Look through the lines below and extract each one that contains "douban".

===== Supplied material =====

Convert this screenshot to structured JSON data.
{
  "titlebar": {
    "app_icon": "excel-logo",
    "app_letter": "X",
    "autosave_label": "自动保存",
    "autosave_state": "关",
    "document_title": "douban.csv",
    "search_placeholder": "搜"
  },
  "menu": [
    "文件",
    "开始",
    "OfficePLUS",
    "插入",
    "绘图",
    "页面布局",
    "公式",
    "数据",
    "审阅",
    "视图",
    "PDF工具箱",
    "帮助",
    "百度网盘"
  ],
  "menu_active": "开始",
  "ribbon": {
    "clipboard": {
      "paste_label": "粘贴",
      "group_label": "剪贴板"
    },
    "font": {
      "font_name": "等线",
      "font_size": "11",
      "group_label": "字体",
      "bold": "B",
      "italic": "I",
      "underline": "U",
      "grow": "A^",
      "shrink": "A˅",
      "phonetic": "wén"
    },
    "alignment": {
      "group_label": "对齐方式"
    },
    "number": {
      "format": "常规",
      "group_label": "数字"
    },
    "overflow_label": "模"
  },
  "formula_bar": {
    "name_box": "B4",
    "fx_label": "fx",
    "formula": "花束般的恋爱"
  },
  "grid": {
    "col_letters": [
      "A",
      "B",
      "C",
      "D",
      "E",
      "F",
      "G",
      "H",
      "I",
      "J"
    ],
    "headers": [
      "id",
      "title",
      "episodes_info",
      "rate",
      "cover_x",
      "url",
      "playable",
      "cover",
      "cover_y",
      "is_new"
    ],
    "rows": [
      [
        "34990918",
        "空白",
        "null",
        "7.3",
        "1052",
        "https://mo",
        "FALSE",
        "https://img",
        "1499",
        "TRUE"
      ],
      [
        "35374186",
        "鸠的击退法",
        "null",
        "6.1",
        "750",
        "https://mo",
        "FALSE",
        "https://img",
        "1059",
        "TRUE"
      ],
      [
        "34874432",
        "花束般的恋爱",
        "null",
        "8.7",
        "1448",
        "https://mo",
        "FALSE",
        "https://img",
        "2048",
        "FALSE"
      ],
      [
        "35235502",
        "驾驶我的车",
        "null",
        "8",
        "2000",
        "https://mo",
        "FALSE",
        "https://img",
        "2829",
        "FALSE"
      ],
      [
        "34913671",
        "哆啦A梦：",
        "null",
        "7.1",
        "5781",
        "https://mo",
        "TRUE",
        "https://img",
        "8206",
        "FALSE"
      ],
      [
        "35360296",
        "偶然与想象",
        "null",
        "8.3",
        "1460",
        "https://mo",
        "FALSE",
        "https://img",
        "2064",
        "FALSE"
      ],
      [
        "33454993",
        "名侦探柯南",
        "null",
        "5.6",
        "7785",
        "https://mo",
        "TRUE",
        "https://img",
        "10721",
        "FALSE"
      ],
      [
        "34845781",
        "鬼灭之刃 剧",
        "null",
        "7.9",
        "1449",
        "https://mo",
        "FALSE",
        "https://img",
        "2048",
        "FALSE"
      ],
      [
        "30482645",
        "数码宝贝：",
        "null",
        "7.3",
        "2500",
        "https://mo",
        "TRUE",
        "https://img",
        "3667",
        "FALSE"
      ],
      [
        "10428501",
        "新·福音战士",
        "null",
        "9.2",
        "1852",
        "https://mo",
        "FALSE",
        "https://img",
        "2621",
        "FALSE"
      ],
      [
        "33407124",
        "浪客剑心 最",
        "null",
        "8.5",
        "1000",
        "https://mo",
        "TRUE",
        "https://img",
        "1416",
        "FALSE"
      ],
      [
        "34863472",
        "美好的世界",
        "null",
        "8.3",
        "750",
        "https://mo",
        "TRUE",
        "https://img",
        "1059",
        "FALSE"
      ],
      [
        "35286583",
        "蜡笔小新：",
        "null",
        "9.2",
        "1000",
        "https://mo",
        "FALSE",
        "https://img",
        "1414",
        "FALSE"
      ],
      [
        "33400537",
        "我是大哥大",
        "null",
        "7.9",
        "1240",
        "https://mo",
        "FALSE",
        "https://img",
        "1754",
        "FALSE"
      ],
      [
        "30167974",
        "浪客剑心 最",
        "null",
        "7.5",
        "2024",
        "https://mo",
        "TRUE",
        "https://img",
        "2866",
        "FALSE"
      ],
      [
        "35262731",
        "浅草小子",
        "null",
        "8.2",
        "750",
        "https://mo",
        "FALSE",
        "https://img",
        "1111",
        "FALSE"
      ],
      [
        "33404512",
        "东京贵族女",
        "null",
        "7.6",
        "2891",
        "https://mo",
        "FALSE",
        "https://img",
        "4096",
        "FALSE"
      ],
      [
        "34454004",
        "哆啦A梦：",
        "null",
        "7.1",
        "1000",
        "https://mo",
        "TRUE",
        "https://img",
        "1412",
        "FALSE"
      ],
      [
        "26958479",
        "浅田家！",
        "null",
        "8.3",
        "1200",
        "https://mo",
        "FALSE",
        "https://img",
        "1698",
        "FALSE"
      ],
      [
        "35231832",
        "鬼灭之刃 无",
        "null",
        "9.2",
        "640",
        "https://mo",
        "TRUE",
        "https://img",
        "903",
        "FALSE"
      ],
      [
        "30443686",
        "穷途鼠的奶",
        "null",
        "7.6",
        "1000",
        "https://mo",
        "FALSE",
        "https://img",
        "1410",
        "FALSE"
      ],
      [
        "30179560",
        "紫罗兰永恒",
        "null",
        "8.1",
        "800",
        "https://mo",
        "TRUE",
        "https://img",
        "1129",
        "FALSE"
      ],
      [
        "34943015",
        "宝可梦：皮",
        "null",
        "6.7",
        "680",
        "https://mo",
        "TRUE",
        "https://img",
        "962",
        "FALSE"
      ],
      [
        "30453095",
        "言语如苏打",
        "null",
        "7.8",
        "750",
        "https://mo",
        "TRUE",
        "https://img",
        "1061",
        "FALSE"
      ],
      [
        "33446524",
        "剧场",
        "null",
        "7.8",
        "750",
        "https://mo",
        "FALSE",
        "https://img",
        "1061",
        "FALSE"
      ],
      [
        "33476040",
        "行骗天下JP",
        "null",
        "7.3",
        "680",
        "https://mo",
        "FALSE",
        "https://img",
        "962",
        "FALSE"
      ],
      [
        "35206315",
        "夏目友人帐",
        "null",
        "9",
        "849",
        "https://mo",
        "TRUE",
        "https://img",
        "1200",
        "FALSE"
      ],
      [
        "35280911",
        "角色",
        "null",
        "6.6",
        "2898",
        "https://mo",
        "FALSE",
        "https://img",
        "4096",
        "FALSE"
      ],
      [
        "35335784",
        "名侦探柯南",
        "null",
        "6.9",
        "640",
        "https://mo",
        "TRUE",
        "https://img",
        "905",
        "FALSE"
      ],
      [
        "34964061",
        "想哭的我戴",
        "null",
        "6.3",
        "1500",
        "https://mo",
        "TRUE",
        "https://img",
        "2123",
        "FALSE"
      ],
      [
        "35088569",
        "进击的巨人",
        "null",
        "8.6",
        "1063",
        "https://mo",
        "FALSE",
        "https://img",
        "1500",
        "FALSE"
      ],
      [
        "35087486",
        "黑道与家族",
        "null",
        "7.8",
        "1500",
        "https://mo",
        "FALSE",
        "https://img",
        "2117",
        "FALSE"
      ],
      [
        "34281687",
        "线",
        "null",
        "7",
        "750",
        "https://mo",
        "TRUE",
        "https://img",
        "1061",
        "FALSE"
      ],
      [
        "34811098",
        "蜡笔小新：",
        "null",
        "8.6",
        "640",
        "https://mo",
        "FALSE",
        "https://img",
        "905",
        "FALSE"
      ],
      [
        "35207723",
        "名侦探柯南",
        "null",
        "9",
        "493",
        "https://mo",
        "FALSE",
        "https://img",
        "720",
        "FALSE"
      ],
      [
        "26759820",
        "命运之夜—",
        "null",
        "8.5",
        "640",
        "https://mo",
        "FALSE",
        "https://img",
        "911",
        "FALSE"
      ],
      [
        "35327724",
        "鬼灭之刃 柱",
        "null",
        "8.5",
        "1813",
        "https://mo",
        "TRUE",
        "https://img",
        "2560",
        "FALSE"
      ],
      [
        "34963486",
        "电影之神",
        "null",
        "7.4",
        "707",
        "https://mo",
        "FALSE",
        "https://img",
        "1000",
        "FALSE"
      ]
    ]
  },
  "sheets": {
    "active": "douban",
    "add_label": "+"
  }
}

=====

◆ Answer to the problem ◆
    "document_title": "douban.csv",
    "active": "douban",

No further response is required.